## EXERCISE OBJECTIVE
Reading the listing below, count the lines that contain the word "this" and give that count alone.

======== DATA PROVIDED ========

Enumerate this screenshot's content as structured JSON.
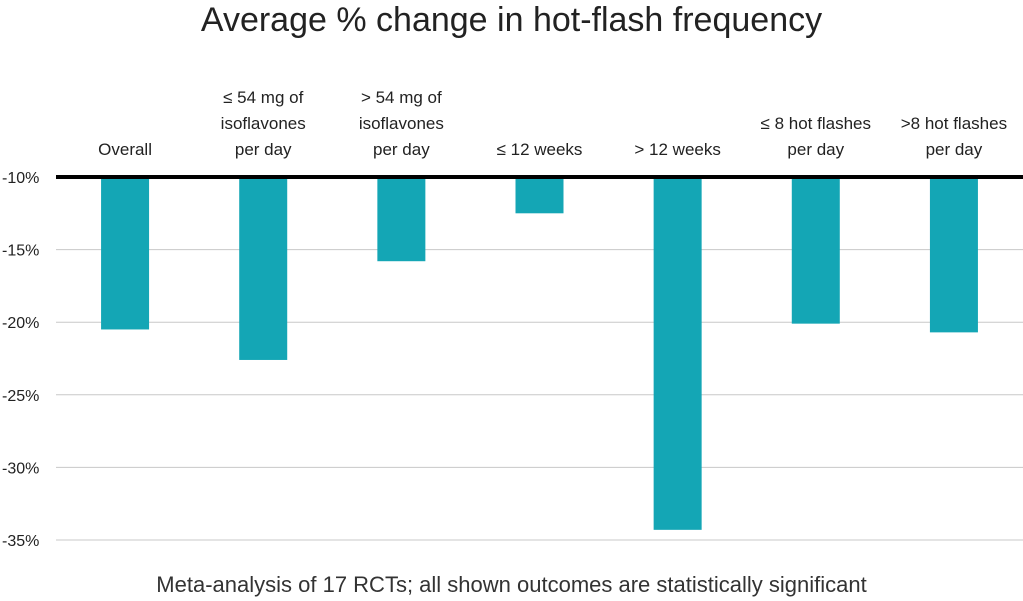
{
  "chart_data": {
    "type": "bar",
    "title": "Average % change in hot-flash frequency",
    "footnote": "Meta-analysis of 17 RCTs; all shown outcomes are statistically significant",
    "categories": [
      [
        "Overall"
      ],
      [
        "≤ 54 mg of",
        "isoflavones",
        "per day"
      ],
      [
        "> 54 mg of",
        "isoflavones",
        "per day"
      ],
      [
        "≤ 12 weeks"
      ],
      [
        "> 12 weeks"
      ],
      [
        "≤ 8 hot flashes",
        "per day"
      ],
      [
        ">8 hot flashes",
        "per day"
      ]
    ],
    "values": [
      -20.5,
      -22.6,
      -15.8,
      -12.5,
      -34.3,
      -20.1,
      -20.7
    ],
    "ylim": [
      -35,
      -10
    ],
    "yticks": [
      -10,
      -15,
      -20,
      -25,
      -30,
      -35
    ],
    "ytick_labels": [
      "-10%",
      "-15%",
      "-20%",
      "-25%",
      "-30%",
      "-35%"
    ],
    "grid": true,
    "bar_color": "#14a6b5",
    "baseline_color": "#000000",
    "grid_color": "#c8c8c8"
  }
}
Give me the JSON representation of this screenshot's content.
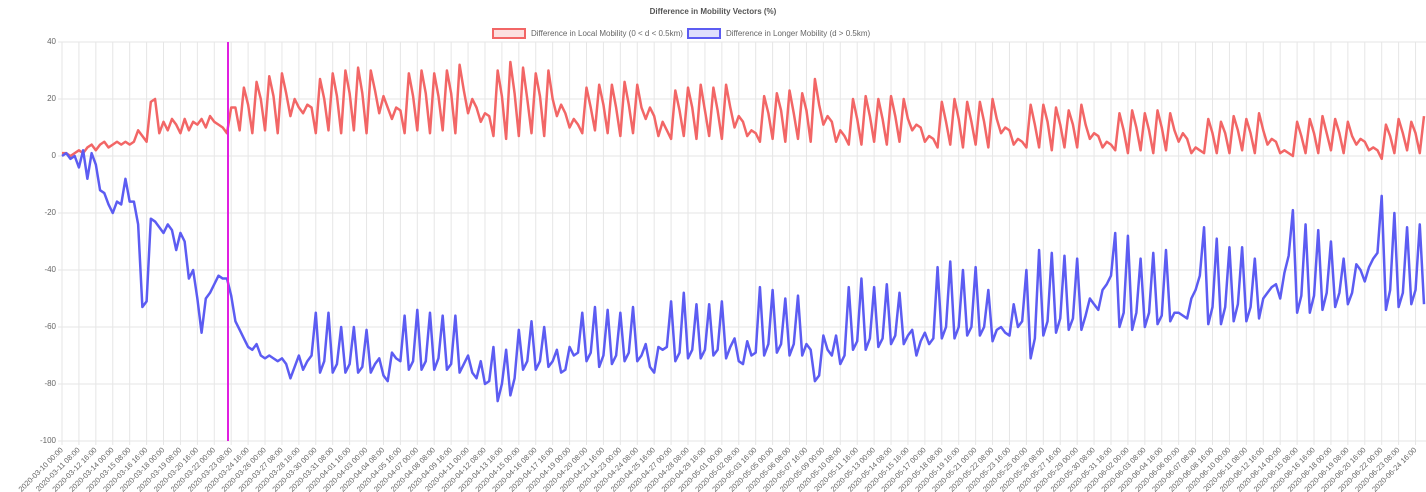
{
  "chart_data": {
    "type": "line",
    "title": "Difference in Mobility Vectors (%)",
    "categories": [
      "2020-03-10 00:00",
      null,
      null,
      null,
      "2020-03-11 08:00",
      null,
      null,
      null,
      "2020-03-12 16:00",
      null,
      null,
      null,
      "2020-03-14 00:00",
      null,
      null,
      null,
      "2020-03-15 08:00",
      null,
      null,
      null,
      "2020-03-16 16:00",
      null,
      null,
      null,
      "2020-03-18 00:00",
      null,
      null,
      null,
      "2020-03-19 08:00",
      null,
      null,
      null,
      "2020-03-20 16:00",
      null,
      null,
      null,
      "2020-03-22 00:00",
      null,
      null,
      null,
      "2020-03-23 08:00",
      null,
      null,
      null,
      "2020-03-24 16:00",
      null,
      null,
      null,
      "2020-03-26 00:00",
      null,
      null,
      null,
      "2020-03-27 08:00",
      null,
      null,
      null,
      "2020-03-28 16:00",
      null,
      null,
      null,
      "2020-03-30 00:00",
      null,
      null,
      null,
      "2020-03-31 08:00",
      null,
      null,
      null,
      "2020-04-01 16:00",
      null,
      null,
      null,
      "2020-04-03 00:00",
      null,
      null,
      null,
      "2020-04-04 08:00",
      null,
      null,
      null,
      "2020-04-05 16:00",
      null,
      null,
      null,
      "2020-04-07 00:00",
      null,
      null,
      null,
      "2020-04-08 08:00",
      null,
      null,
      null,
      "2020-04-09 16:00",
      null,
      null,
      null,
      "2020-04-11 00:00",
      null,
      null,
      null,
      "2020-04-12 08:00",
      null,
      null,
      null,
      "2020-04-13 16:00",
      null,
      null,
      null,
      "2020-04-15 00:00",
      null,
      null,
      null,
      "2020-04-16 08:00",
      null,
      null,
      null,
      "2020-04-17 16:00",
      null,
      null,
      null,
      "2020-04-19 00:00",
      null,
      null,
      null,
      "2020-04-20 08:00",
      null,
      null,
      null,
      "2020-04-21 16:00",
      null,
      null,
      null,
      "2020-04-23 00:00",
      null,
      null,
      null,
      "2020-04-24 08:00",
      null,
      null,
      null,
      "2020-04-25 16:00",
      null,
      null,
      null,
      "2020-04-27 00:00",
      null,
      null,
      null,
      "2020-04-28 08:00",
      null,
      null,
      null,
      "2020-04-29 16:00",
      null,
      null,
      null,
      "2020-05-01 00:00",
      null,
      null,
      null,
      "2020-05-02 08:00",
      null,
      null,
      null,
      "2020-05-03 16:00",
      null,
      null,
      null,
      "2020-05-05 00:00",
      null,
      null,
      null,
      "2020-05-06 08:00",
      null,
      null,
      null,
      "2020-05-07 16:00",
      null,
      null,
      null,
      "2020-05-09 00:00",
      null,
      null,
      null,
      "2020-05-10 08:00",
      null,
      null,
      null,
      "2020-05-11 16:00",
      null,
      null,
      null,
      "2020-05-13 00:00",
      null,
      null,
      null,
      "2020-05-14 08:00",
      null,
      null,
      null,
      "2020-05-15 16:00",
      null,
      null,
      null,
      "2020-05-17 00:00",
      null,
      null,
      null,
      "2020-05-18 08:00",
      null,
      null,
      null,
      "2020-05-19 16:00",
      null,
      null,
      null,
      "2020-05-21 00:00",
      null,
      null,
      null,
      "2020-05-22 08:00",
      null,
      null,
      null,
      "2020-05-23 16:00",
      null,
      null,
      null,
      "2020-05-25 00:00",
      null,
      null,
      null,
      "2020-05-26 08:00",
      null,
      null,
      null,
      "2020-05-27 16:00",
      null,
      null,
      null,
      "2020-05-29 00:00",
      null,
      null,
      null,
      "2020-05-30 08:00",
      null,
      null,
      null,
      "2020-05-31 16:00",
      null,
      null,
      null,
      "2020-06-02 00:00",
      null,
      null,
      null,
      "2020-06-03 08:00",
      null,
      null,
      null,
      "2020-06-04 16:00",
      null,
      null,
      null,
      "2020-06-06 00:00",
      null,
      null,
      null,
      "2020-06-07 08:00",
      null,
      null,
      null,
      "2020-06-08 16:00",
      null,
      null,
      null,
      "2020-06-10 00:00",
      null,
      null,
      null,
      "2020-06-11 08:00",
      null,
      null,
      null,
      "2020-06-12 16:00",
      null,
      null,
      null,
      "2020-06-14 00:00",
      null,
      null,
      null,
      "2020-06-15 08:00",
      null,
      null,
      null,
      "2020-06-16 16:00",
      null,
      null,
      null,
      "2020-06-18 00:00",
      null,
      null,
      null,
      "2020-06-19 08:00",
      null,
      null,
      null,
      "2020-06-20 16:00",
      null,
      null,
      null,
      "2020-06-22 00:00",
      null,
      null,
      null,
      "2020-06-23 08:00",
      null,
      null,
      null,
      "2020-06-24 16:00",
      null,
      null
    ],
    "series": [
      {
        "name": "Difference in Local Mobility (0 < d < 0.5km)",
        "color": "#f26666",
        "values": [
          1,
          1,
          0,
          1,
          2,
          1,
          3,
          4,
          2,
          4,
          5,
          3,
          4,
          5,
          4,
          5,
          4,
          5,
          9,
          7,
          5,
          19,
          20,
          8,
          12,
          9,
          13,
          11,
          8,
          13,
          9,
          12,
          11,
          13,
          10,
          14,
          12,
          11,
          10,
          8,
          17,
          17,
          9,
          24,
          18,
          8,
          26,
          20,
          9,
          28,
          21,
          8,
          29,
          22,
          14,
          20,
          17,
          15,
          18,
          17,
          8,
          27,
          20,
          9,
          29,
          21,
          8,
          30,
          22,
          9,
          31,
          22,
          8,
          30,
          23,
          15,
          21,
          17,
          13,
          17,
          16,
          8,
          29,
          21,
          9,
          30,
          22,
          8,
          29,
          21,
          9,
          30,
          22,
          8,
          32,
          23,
          15,
          20,
          17,
          12,
          15,
          14,
          7,
          30,
          21,
          6,
          33,
          22,
          7,
          31,
          20,
          8,
          29,
          21,
          7,
          30,
          20,
          14,
          18,
          15,
          10,
          13,
          11,
          8,
          24,
          17,
          9,
          25,
          18,
          8,
          25,
          17,
          7,
          26,
          18,
          8,
          25,
          17,
          13,
          17,
          14,
          7,
          12,
          9,
          6,
          23,
          16,
          7,
          24,
          17,
          6,
          25,
          16,
          7,
          24,
          16,
          6,
          25,
          17,
          10,
          14,
          12,
          7,
          9,
          8,
          5,
          21,
          15,
          6,
          22,
          16,
          5,
          23,
          15,
          6,
          22,
          16,
          5,
          27,
          18,
          11,
          14,
          12,
          5,
          9,
          7,
          4,
          20,
          13,
          4,
          21,
          14,
          5,
          20,
          13,
          4,
          21,
          14,
          5,
          20,
          13,
          9,
          11,
          10,
          5,
          7,
          6,
          3,
          19,
          12,
          4,
          20,
          13,
          3,
          19,
          12,
          4,
          19,
          12,
          3,
          20,
          13,
          8,
          10,
          9,
          4,
          6,
          5,
          3,
          18,
          11,
          3,
          18,
          12,
          2,
          17,
          11,
          3,
          16,
          11,
          3,
          18,
          11,
          6,
          8,
          7,
          3,
          5,
          4,
          2,
          15,
          9,
          1,
          16,
          10,
          2,
          15,
          9,
          1,
          16,
          10,
          2,
          15,
          9,
          5,
          8,
          6,
          1,
          3,
          2,
          1,
          13,
          8,
          1,
          12,
          8,
          1,
          14,
          9,
          2,
          13,
          8,
          1,
          15,
          9,
          4,
          6,
          5,
          1,
          2,
          1,
          0,
          12,
          7,
          1,
          13,
          8,
          1,
          14,
          8,
          2,
          13,
          8,
          1,
          12,
          7,
          4,
          6,
          5,
          2,
          3,
          2,
          -1,
          11,
          7,
          1,
          13,
          8,
          2,
          12,
          8,
          1,
          14
        ]
      },
      {
        "name": "Difference in Longer Mobility (d > 0.5km)",
        "color": "#5c5cf2",
        "values": [
          0,
          1,
          -1,
          0,
          -4,
          2,
          -8,
          1,
          -3,
          -12,
          -13,
          -17,
          -20,
          -16,
          -17,
          -8,
          -16,
          -16,
          -24,
          -53,
          -51,
          -22,
          -23,
          -25,
          -27,
          -24,
          -26,
          -33,
          -27,
          -30,
          -43,
          -40,
          -50,
          -62,
          -50,
          -48,
          -45,
          -42,
          -43,
          -43,
          -49,
          -58,
          -61,
          -64,
          -67,
          -68,
          -66,
          -70,
          -71,
          -70,
          -71,
          -72,
          -71,
          -73,
          -78,
          -74,
          -70,
          -75,
          -72,
          -70,
          -55,
          -76,
          -72,
          -55,
          -76,
          -73,
          -60,
          -76,
          -73,
          -60,
          -76,
          -74,
          -61,
          -76,
          -73,
          -71,
          -77,
          -79,
          -69,
          -71,
          -72,
          -56,
          -75,
          -72,
          -54,
          -75,
          -72,
          -55,
          -75,
          -71,
          -56,
          -75,
          -73,
          -56,
          -76,
          -73,
          -70,
          -76,
          -78,
          -72,
          -80,
          -79,
          -67,
          -86,
          -80,
          -68,
          -84,
          -78,
          -61,
          -75,
          -72,
          -58,
          -75,
          -72,
          -60,
          -74,
          -72,
          -68,
          -76,
          -75,
          -67,
          -70,
          -69,
          -55,
          -72,
          -69,
          -53,
          -74,
          -70,
          -54,
          -73,
          -70,
          -55,
          -72,
          -69,
          -53,
          -72,
          -70,
          -66,
          -74,
          -76,
          -67,
          -68,
          -67,
          -51,
          -72,
          -69,
          -48,
          -71,
          -68,
          -52,
          -71,
          -68,
          -52,
          -70,
          -68,
          -51,
          -71,
          -67,
          -64,
          -72,
          -73,
          -65,
          -70,
          -69,
          -46,
          -70,
          -66,
          -47,
          -69,
          -66,
          -50,
          -70,
          -66,
          -49,
          -70,
          -66,
          -68,
          -79,
          -77,
          -63,
          -68,
          -70,
          -63,
          -73,
          -70,
          -46,
          -68,
          -65,
          -43,
          -68,
          -64,
          -46,
          -67,
          -64,
          -45,
          -66,
          -63,
          -48,
          -66,
          -63,
          -61,
          -70,
          -65,
          -62,
          -66,
          -64,
          -39,
          -64,
          -60,
          -37,
          -64,
          -60,
          -40,
          -63,
          -60,
          -39,
          -63,
          -60,
          -47,
          -65,
          -61,
          -60,
          -62,
          -63,
          -52,
          -60,
          -58,
          -40,
          -71,
          -64,
          -33,
          -63,
          -58,
          -34,
          -62,
          -57,
          -35,
          -61,
          -57,
          -36,
          -61,
          -56,
          -50,
          -52,
          -54,
          -47,
          -45,
          -42,
          -27,
          -60,
          -55,
          -28,
          -61,
          -55,
          -36,
          -60,
          -55,
          -34,
          -59,
          -56,
          -33,
          -58,
          -55,
          -55,
          -56,
          -57,
          -50,
          -47,
          -42,
          -25,
          -59,
          -53,
          -29,
          -59,
          -53,
          -32,
          -58,
          -52,
          -32,
          -58,
          -53,
          -36,
          -57,
          -50,
          -48,
          -46,
          -45,
          -50,
          -41,
          -35,
          -19,
          -55,
          -49,
          -24,
          -55,
          -49,
          -26,
          -54,
          -48,
          -30,
          -53,
          -48,
          -36,
          -52,
          -48,
          -38,
          -40,
          -44,
          -39,
          -36,
          -34,
          -14,
          -54,
          -47,
          -20,
          -53,
          -48,
          -25,
          -52,
          -47,
          -24,
          -52
        ]
      }
    ],
    "ylim": [
      -100,
      40
    ],
    "yticks": [
      -100,
      -80,
      -60,
      -40,
      -20,
      0,
      20,
      40
    ],
    "grid": true,
    "legend": "top"
  }
}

========

## COMPLETE ANSWER
2